### WHAT YOU WILL DO
Convert the data below into a numbered list with one entry per line, omitting any blank lines.

### EXTRACTED INFORMATION
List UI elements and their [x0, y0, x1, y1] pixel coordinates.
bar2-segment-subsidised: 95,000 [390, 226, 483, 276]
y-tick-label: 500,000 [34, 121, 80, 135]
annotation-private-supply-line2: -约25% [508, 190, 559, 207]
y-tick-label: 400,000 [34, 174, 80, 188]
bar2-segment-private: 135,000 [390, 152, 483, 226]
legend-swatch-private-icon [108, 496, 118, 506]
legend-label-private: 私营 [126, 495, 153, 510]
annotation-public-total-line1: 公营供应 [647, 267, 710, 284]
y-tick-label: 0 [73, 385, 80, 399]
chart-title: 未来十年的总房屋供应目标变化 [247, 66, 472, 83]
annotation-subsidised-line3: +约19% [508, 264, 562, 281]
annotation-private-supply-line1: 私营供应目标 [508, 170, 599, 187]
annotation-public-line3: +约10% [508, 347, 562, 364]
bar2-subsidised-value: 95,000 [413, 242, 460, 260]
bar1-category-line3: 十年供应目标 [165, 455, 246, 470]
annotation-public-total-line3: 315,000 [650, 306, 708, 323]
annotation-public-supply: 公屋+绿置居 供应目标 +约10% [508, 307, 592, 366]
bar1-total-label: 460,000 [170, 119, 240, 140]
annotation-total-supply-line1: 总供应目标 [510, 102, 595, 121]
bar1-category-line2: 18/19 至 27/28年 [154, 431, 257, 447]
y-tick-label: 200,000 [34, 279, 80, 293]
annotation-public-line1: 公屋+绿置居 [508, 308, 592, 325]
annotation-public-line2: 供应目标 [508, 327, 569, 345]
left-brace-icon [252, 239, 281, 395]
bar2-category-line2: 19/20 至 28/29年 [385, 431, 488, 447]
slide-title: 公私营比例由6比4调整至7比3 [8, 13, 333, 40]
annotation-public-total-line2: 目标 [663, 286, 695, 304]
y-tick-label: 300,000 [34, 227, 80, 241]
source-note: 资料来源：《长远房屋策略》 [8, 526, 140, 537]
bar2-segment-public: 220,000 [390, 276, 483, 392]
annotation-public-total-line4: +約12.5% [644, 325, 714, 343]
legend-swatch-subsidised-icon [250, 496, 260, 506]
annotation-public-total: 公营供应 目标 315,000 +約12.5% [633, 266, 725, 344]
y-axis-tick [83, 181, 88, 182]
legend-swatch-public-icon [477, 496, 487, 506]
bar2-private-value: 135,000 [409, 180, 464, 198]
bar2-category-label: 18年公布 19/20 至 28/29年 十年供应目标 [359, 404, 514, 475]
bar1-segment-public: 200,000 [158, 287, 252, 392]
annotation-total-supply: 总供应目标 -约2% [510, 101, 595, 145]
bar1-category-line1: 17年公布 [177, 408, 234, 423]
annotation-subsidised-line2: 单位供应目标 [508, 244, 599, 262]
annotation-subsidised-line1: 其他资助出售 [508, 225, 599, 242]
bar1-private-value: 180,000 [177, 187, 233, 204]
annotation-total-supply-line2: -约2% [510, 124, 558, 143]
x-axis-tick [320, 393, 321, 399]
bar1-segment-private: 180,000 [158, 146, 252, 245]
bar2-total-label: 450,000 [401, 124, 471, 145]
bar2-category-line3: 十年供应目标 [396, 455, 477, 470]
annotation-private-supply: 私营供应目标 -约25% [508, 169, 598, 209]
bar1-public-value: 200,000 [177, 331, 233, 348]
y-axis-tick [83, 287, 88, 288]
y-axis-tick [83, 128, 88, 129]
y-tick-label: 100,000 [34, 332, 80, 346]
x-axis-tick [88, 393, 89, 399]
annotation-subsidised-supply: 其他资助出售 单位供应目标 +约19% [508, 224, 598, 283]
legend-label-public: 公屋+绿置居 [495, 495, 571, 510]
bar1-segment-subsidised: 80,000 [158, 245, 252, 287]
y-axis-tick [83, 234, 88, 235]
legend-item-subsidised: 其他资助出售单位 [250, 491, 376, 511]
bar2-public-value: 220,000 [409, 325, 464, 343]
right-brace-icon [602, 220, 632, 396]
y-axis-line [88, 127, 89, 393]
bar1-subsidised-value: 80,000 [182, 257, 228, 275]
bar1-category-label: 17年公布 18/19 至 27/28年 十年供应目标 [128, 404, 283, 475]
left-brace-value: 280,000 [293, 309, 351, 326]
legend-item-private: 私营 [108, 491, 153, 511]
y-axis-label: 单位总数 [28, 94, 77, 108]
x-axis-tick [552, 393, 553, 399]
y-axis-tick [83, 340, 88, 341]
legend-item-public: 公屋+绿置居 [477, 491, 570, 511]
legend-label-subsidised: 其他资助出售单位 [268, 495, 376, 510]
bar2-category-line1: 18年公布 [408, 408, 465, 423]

### THE OUTPUT
1. List UI elements and their [x0, y0, x1, y1] pixel coordinates.
2. bar2-segment-subsidised: 95,000 [390, 226, 483, 276]
3. y-tick-label: 500,000 [34, 121, 80, 135]
4. annotation-private-supply-line2: -约25% [508, 190, 559, 207]
5. y-tick-label: 400,000 [34, 174, 80, 188]
6. bar2-segment-private: 135,000 [390, 152, 483, 226]
7. legend-swatch-private-icon [108, 496, 118, 506]
8. legend-label-private: 私营 [126, 495, 153, 510]
9. annotation-public-total-line1: 公营供应 [647, 267, 710, 284]
10. y-tick-label: 0 [73, 385, 80, 399]
11. chart-title: 未来十年的总房屋供应目标变化 [247, 66, 472, 83]
12. annotation-subsidised-line3: +约19% [508, 264, 562, 281]
13. annotation-private-supply-line1: 私营供应目标 [508, 170, 599, 187]
14. annotation-public-line3: +约10% [508, 347, 562, 364]
15. bar2-subsidised-value: 95,000 [413, 242, 460, 260]
16. bar1-category-line3: 十年供应目标 [165, 455, 246, 470]
17. annotation-public-total-line3: 315,000 [650, 306, 708, 323]
18. annotation-public-supply: 公屋+绿置居 供应目标 +约10% [508, 307, 592, 366]
19. bar1-total-label: 460,000 [170, 119, 240, 140]
20. annotation-total-supply-line1: 总供应目标 [510, 102, 595, 121]
21. bar1-category-line2: 18/19 至 27/28年 [154, 431, 257, 447]
22. y-tick-label: 200,000 [34, 279, 80, 293]
23. annotation-public-line1: 公屋+绿置居 [508, 308, 592, 325]
24. annotation-public-line2: 供应目标 [508, 327, 569, 345]
25. left-brace-icon [252, 239, 281, 395]
26. bar2-category-line2: 19/20 至 28/29年 [385, 431, 488, 447]
27. slide-title: 公私营比例由6比4调整至7比3 [8, 13, 333, 40]
28. annotation-public-total-line2: 目标 [663, 286, 695, 304]
29. y-tick-label: 300,000 [34, 227, 80, 241]
30. source-note: 资料来源：《长远房屋策略》 [8, 526, 140, 537]
31. bar2-segment-public: 220,000 [390, 276, 483, 392]
32. annotation-public-total-line4: +約12.5% [644, 325, 714, 343]
33. legend-swatch-subsidised-icon [250, 496, 260, 506]
34. annotation-public-total: 公营供应 目标 315,000 +約12.5% [633, 266, 725, 344]
35. y-axis-tick [83, 181, 88, 182]
36. legend-swatch-public-icon [477, 496, 487, 506]
37. bar2-private-value: 135,000 [409, 180, 464, 198]
38. bar2-category-label: 18年公布 19/20 至 28/29年 十年供应目标 [359, 404, 514, 475]
39. bar1-segment-public: 200,000 [158, 287, 252, 392]
40. annotation-total-supply: 总供应目标 -约2% [510, 101, 595, 145]
41. bar1-category-line1: 17年公布 [177, 408, 234, 423]
42. annotation-subsidised-line2: 单位供应目标 [508, 244, 599, 262]
43. annotation-subsidised-line1: 其他资助出售 [508, 225, 599, 242]
44. bar1-private-value: 180,000 [177, 187, 233, 204]
45. annotation-total-supply-line2: -约2% [510, 124, 558, 143]
46. x-axis-tick [320, 393, 321, 399]
47. bar1-segment-private: 180,000 [158, 146, 252, 245]
48. bar2-total-label: 450,000 [401, 124, 471, 145]
49. bar2-category-line3: 十年供应目标 [396, 455, 477, 470]
50. annotation-private-supply: 私营供应目标 -约25% [508, 169, 598, 209]
51. bar1-public-value: 200,000 [177, 331, 233, 348]
52. y-axis-tick [83, 287, 88, 288]
53. y-axis-tick [83, 128, 88, 129]
54. y-tick-label: 100,000 [34, 332, 80, 346]
55. x-axis-tick [88, 393, 89, 399]
56. annotation-subsidised-supply: 其他资助出售 单位供应目标 +约19% [508, 224, 598, 283]
57. legend-label-public: 公屋+绿置居 [495, 495, 571, 510]
58. bar1-segment-subsidised: 80,000 [158, 245, 252, 287]
59. y-axis-tick [83, 234, 88, 235]
60. legend-item-subsidised: 其他资助出售单位 [250, 491, 376, 511]
61. bar2-public-value: 220,000 [409, 325, 464, 343]
62. right-brace-icon [602, 220, 632, 396]
63. y-axis-line [88, 127, 89, 393]
64. bar1-subsidised-value: 80,000 [182, 257, 228, 275]
65. bar1-category-label: 17年公布 18/19 至 27/28年 十年供应目标 [128, 404, 283, 475]
66. left-brace-value: 280,000 [293, 309, 351, 326]
67. legend-item-private: 私营 [108, 491, 153, 511]
68. y-axis-label: 单位总数 [28, 94, 77, 108]
69. x-axis-tick [552, 393, 553, 399]
70. y-axis-tick [83, 340, 88, 341]
71. legend-item-public: 公屋+绿置居 [477, 491, 570, 511]
72. legend-label-subsidised: 其他资助出售单位 [268, 495, 376, 510]
73. bar2-category-line1: 18年公布 [408, 408, 465, 423]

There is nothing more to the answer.